**The request**
Repeat the records exactly. Every line must match.

**Information supplied**
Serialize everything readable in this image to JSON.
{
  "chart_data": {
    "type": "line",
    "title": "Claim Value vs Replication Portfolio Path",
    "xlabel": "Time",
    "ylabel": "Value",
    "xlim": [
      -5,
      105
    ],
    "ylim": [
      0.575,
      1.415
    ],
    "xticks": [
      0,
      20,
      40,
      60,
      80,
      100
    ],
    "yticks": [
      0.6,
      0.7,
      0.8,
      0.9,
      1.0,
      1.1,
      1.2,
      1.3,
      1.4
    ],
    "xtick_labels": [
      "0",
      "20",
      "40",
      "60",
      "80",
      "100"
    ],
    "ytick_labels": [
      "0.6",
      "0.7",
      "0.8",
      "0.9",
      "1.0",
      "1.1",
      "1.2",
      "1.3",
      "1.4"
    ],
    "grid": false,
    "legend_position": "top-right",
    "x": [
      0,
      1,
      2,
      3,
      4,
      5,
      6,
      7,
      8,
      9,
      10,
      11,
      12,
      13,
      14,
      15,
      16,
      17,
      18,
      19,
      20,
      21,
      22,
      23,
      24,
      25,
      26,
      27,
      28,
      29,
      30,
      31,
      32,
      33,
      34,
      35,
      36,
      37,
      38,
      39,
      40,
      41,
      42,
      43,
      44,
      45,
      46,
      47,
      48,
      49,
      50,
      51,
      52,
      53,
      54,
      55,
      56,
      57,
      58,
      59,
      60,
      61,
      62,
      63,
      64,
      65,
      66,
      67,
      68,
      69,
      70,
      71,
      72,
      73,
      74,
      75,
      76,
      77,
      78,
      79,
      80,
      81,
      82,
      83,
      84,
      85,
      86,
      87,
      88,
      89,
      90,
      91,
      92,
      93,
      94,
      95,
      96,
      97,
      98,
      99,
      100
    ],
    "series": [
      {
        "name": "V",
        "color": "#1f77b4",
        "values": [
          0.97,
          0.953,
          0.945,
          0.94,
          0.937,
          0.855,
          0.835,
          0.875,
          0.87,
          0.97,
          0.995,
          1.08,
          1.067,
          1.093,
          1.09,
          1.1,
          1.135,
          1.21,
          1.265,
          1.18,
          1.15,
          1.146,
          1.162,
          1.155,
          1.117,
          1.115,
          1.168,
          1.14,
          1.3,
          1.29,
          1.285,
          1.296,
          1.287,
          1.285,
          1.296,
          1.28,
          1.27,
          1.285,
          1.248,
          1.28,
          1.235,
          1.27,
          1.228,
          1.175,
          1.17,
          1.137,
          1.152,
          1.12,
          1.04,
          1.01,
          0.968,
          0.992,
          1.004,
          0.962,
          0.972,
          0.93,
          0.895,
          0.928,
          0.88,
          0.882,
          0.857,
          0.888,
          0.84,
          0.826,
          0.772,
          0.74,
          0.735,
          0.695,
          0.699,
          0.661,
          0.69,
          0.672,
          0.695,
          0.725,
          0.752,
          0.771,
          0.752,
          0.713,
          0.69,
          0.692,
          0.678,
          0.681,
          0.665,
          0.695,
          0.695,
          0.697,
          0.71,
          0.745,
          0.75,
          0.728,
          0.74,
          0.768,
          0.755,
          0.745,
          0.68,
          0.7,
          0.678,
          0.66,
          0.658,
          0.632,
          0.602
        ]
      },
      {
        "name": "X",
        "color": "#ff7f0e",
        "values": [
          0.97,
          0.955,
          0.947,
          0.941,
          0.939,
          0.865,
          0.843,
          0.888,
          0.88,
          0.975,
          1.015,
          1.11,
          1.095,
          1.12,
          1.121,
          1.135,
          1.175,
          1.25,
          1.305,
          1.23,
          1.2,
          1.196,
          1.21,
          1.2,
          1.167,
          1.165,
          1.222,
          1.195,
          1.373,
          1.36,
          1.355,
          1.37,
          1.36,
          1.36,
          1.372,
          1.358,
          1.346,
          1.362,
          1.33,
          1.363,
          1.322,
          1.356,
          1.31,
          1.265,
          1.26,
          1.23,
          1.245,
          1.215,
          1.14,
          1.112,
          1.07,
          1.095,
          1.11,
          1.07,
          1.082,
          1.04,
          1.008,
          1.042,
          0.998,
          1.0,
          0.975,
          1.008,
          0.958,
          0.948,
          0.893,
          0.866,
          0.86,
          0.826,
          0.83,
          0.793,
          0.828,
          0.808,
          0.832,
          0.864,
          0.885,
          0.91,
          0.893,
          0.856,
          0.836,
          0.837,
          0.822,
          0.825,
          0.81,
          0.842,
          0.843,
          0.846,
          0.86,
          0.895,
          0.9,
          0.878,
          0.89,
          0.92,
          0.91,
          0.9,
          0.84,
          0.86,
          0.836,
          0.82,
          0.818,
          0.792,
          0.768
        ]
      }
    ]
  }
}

**Answer**
Serialize everything readable in this image to JSON.
{
  "chart_data": {
    "type": "line",
    "title": "Claim Value vs Replication Portfolio Path",
    "xlabel": "Time",
    "ylabel": "Value",
    "xlim": [
      -5,
      105
    ],
    "ylim": [
      0.575,
      1.415
    ],
    "xticks": [
      0,
      20,
      40,
      60,
      80,
      100
    ],
    "yticks": [
      0.6,
      0.7,
      0.8,
      0.9,
      1.0,
      1.1,
      1.2,
      1.3,
      1.4
    ],
    "xtick_labels": [
      "0",
      "20",
      "40",
      "60",
      "80",
      "100"
    ],
    "ytick_labels": [
      "0.6",
      "0.7",
      "0.8",
      "0.9",
      "1.0",
      "1.1",
      "1.2",
      "1.3",
      "1.4"
    ],
    "grid": false,
    "legend_position": "top-right",
    "x": [
      0,
      1,
      2,
      3,
      4,
      5,
      6,
      7,
      8,
      9,
      10,
      11,
      12,
      13,
      14,
      15,
      16,
      17,
      18,
      19,
      20,
      21,
      22,
      23,
      24,
      25,
      26,
      27,
      28,
      29,
      30,
      31,
      32,
      33,
      34,
      35,
      36,
      37,
      38,
      39,
      40,
      41,
      42,
      43,
      44,
      45,
      46,
      47,
      48,
      49,
      50,
      51,
      52,
      53,
      54,
      55,
      56,
      57,
      58,
      59,
      60,
      61,
      62,
      63,
      64,
      65,
      66,
      67,
      68,
      69,
      70,
      71,
      72,
      73,
      74,
      75,
      76,
      77,
      78,
      79,
      80,
      81,
      82,
      83,
      84,
      85,
      86,
      87,
      88,
      89,
      90,
      91,
      92,
      93,
      94,
      95,
      96,
      97,
      98,
      99,
      100
    ],
    "series": [
      {
        "name": "V",
        "color": "#1f77b4",
        "values": [
          0.97,
          0.953,
          0.945,
          0.94,
          0.937,
          0.855,
          0.835,
          0.875,
          0.87,
          0.97,
          0.995,
          1.08,
          1.067,
          1.093,
          1.09,
          1.1,
          1.135,
          1.21,
          1.265,
          1.18,
          1.15,
          1.146,
          1.162,
          1.155,
          1.117,
          1.115,
          1.168,
          1.14,
          1.3,
          1.29,
          1.285,
          1.296,
          1.287,
          1.285,
          1.296,
          1.28,
          1.27,
          1.285,
          1.248,
          1.28,
          1.235,
          1.27,
          1.228,
          1.175,
          1.17,
          1.137,
          1.152,
          1.12,
          1.04,
          1.01,
          0.968,
          0.992,
          1.004,
          0.962,
          0.972,
          0.93,
          0.895,
          0.928,
          0.88,
          0.882,
          0.857,
          0.888,
          0.84,
          0.826,
          0.772,
          0.74,
          0.735,
          0.695,
          0.699,
          0.661,
          0.69,
          0.672,
          0.695,
          0.725,
          0.752,
          0.771,
          0.752,
          0.713,
          0.69,
          0.692,
          0.678,
          0.681,
          0.665,
          0.695,
          0.695,
          0.697,
          0.71,
          0.745,
          0.75,
          0.728,
          0.74,
          0.768,
          0.755,
          0.745,
          0.68,
          0.7,
          0.678,
          0.66,
          0.658,
          0.632,
          0.602
        ]
      },
      {
        "name": "X",
        "color": "#ff7f0e",
        "values": [
          0.97,
          0.955,
          0.947,
          0.941,
          0.939,
          0.865,
          0.843,
          0.888,
          0.88,
          0.975,
          1.015,
          1.11,
          1.095,
          1.12,
          1.121,
          1.135,
          1.175,
          1.25,
          1.305,
          1.23,
          1.2,
          1.196,
          1.21,
          1.2,
          1.167,
          1.165,
          1.222,
          1.195,
          1.373,
          1.36,
          1.355,
          1.37,
          1.36,
          1.36,
          1.372,
          1.358,
          1.346,
          1.362,
          1.33,
          1.363,
          1.322,
          1.356,
          1.31,
          1.265,
          1.26,
          1.23,
          1.245,
          1.215,
          1.14,
          1.112,
          1.07,
          1.095,
          1.11,
          1.07,
          1.082,
          1.04,
          1.008,
          1.042,
          0.998,
          1.0,
          0.975,
          1.008,
          0.958,
          0.948,
          0.893,
          0.866,
          0.86,
          0.826,
          0.83,
          0.793,
          0.828,
          0.808,
          0.832,
          0.864,
          0.885,
          0.91,
          0.893,
          0.856,
          0.836,
          0.837,
          0.822,
          0.825,
          0.81,
          0.842,
          0.843,
          0.846,
          0.86,
          0.895,
          0.9,
          0.878,
          0.89,
          0.92,
          0.91,
          0.9,
          0.84,
          0.86,
          0.836,
          0.82,
          0.818,
          0.792,
          0.768
        ]
      }
    ]
  }
}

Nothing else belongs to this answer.